_PROBLEMS TO SOLVE_
a: In the 50 Cent biography, what is the name of his 2003 debut album?
b: Shorten the paragraph of the 50 Cent biography that begins "He was born Curtis Jackson" into a bulleted list that keeps its main facts.
c: Reproduce everything in the 50 Cent biography from "50 Cent was one" down to "crack and heroin.", switching "hip-hop" to "rap".

--- PASSAGE Enclosed Below ---

50 Cent was one of the biggest stars hip-hop produced in the 2000s, a muscled and menacing, yet imperturbably cool presence with a near-mythic backstory. The protégé of Dr. Dre and Eminem, 50 Cent made music that was both gangsta and good fun. His 2003 debut, the nine-times-platinum Get Rich or Die Tryin’, made him a star. Though his popularity diminished somewhat by the end of decade, 50 Cent’s bank account didn’t suffer since he also spent the 2000s establishing himself as a hip-hop entrepreneur.
He was born Curtis Jackson in Queens, NY, on July 6, 1975, and was raised by his single mother, a crack dealer, until she was murdered when he was eight. Living with his grandparents, 50 Cent competed as an amateur boxer but soon became a crack dealer himself. Jackson was arrested while in 10th grade, but by eighteen, he was making $5,000 a day selling crack and heroin.
50 Cent began rapping in high scool. In 1996, a friend introduced him to Run-D.M.C.’s Jam Master Jay, who was starting a record label, JMJ Records. Jay produced an album for 50, though it went unreleased. 50 later recorded an album for Columbia Records in 2000, Power of the Dollar. (The label declined to release that one, too, though it’s been heavily bootlegged.)
In April of that year, 50 Cent was shot nine times outside his grandmother’s home; in a 2003 cover story for Rolling Strone, Touré chronicled the aftermath of the shooting: “[50] spent thirteen days in the hospital, then staggered out on a walker. Six weeks later, he began walking on his own. Now life was more precious to him. He began working on his body with endless push-ups, pull-ups and sit-ups that turned him from kinda fat to chiseled. But more important for an MC, there was now a large, squarish hole through the left side of his lower jaw and a piece of bullet left in his tongue. He’d lost a bottom tooth and a U-shaped chunk of his gums, but his lazy tongue and the hole in his jaw gave him a slur like no one in hip-hop. ‘There’s a different sound now when I talk, ’cause of the air around the tooth,’ 50 says. ‘Gettin’ shot just totally fixed my instrument.'”

--- End of Enclosed PASSAGE ---
--- INFORMATION SHOWN Enclosed Below ---

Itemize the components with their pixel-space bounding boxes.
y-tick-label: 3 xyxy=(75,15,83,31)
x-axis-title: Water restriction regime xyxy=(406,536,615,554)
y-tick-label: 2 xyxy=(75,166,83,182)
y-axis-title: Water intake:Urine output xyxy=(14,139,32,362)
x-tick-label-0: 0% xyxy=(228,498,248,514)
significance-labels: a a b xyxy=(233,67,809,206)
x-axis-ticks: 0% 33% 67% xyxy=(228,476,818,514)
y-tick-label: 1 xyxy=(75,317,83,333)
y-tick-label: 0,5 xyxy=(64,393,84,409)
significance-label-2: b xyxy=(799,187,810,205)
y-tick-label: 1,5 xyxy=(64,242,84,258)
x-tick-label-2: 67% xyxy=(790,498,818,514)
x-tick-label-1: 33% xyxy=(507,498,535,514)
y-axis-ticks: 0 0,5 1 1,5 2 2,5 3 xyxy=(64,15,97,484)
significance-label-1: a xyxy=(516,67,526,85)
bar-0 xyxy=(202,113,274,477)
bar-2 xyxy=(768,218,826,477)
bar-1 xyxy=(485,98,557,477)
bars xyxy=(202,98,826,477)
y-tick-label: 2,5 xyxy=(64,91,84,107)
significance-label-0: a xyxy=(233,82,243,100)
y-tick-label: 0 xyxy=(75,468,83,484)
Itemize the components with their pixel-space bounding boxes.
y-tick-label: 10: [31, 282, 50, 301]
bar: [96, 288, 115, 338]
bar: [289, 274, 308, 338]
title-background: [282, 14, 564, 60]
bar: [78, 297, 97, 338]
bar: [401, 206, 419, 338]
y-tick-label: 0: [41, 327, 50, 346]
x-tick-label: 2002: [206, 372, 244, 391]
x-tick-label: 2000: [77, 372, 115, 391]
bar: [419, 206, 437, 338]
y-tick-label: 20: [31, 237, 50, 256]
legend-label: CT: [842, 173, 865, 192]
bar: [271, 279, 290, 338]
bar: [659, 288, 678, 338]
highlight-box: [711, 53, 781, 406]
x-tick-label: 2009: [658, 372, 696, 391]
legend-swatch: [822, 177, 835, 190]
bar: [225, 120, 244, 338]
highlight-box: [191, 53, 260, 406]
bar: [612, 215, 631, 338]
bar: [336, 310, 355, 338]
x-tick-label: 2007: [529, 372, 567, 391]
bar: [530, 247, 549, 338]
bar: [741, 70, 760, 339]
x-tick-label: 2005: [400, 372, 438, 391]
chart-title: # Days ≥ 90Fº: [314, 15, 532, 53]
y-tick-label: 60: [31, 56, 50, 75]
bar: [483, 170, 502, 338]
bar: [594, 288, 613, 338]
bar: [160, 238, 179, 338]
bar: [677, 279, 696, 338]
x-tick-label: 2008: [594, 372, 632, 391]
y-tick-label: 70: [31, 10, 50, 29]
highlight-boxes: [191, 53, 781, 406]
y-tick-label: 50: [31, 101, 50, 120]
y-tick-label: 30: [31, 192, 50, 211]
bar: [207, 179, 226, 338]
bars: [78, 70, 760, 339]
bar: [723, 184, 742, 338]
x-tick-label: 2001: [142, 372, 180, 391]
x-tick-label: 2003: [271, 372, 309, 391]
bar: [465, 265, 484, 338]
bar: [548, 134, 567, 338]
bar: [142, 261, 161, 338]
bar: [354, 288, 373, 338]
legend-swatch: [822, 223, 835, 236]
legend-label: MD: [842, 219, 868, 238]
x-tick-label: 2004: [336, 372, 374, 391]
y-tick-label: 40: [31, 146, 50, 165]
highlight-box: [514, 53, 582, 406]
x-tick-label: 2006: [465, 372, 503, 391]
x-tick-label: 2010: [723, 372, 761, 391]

--- End of Enclosed INFORMATION SHOWN ---

_EXPECTED RESULTS_
a: Get Rich or Die Tryin’

b:
- Born Curtis Jackson in Queens, NY, on July 6, 1975
- Raised by his single mother, a crack dealer, until she was murdered when he was eight
- Lived with his grandparents, boxed as an amateur, then became a crack dealer
- Arrested in 10th grade
- By eighteen, made $5,000 a day selling crack and heroin

c:
50 Cent was one of the biggest stars rap produced in the 2000s, a muscled and menacing, yet imperturbably cool presence with a near-mythic backstory. The protégé of Dr. Dre and Eminem, 50 Cent made music that was both gangsta and good fun. His 2003 debut, the nine-times-platinum Get Rich or Die Tryin’, made him a star. Though his popularity diminished somewhat by the end of decade, 50 Cent’s bank account didn’t suffer since he also spent the 2000s establishing himself as a rap entrepreneur.
He was born Curtis Jackson in Queens, NY, on July 6, 1975, and was raised by his single mother, a crack dealer, until she was murdered when he was eight. Living with his grandparents, 50 Cent competed as an amateur boxer but soon became a crack dealer himself. Jackson was arrested while in 10th grade, but by eighteen, he was making $5,000 a day selling crack and heroin.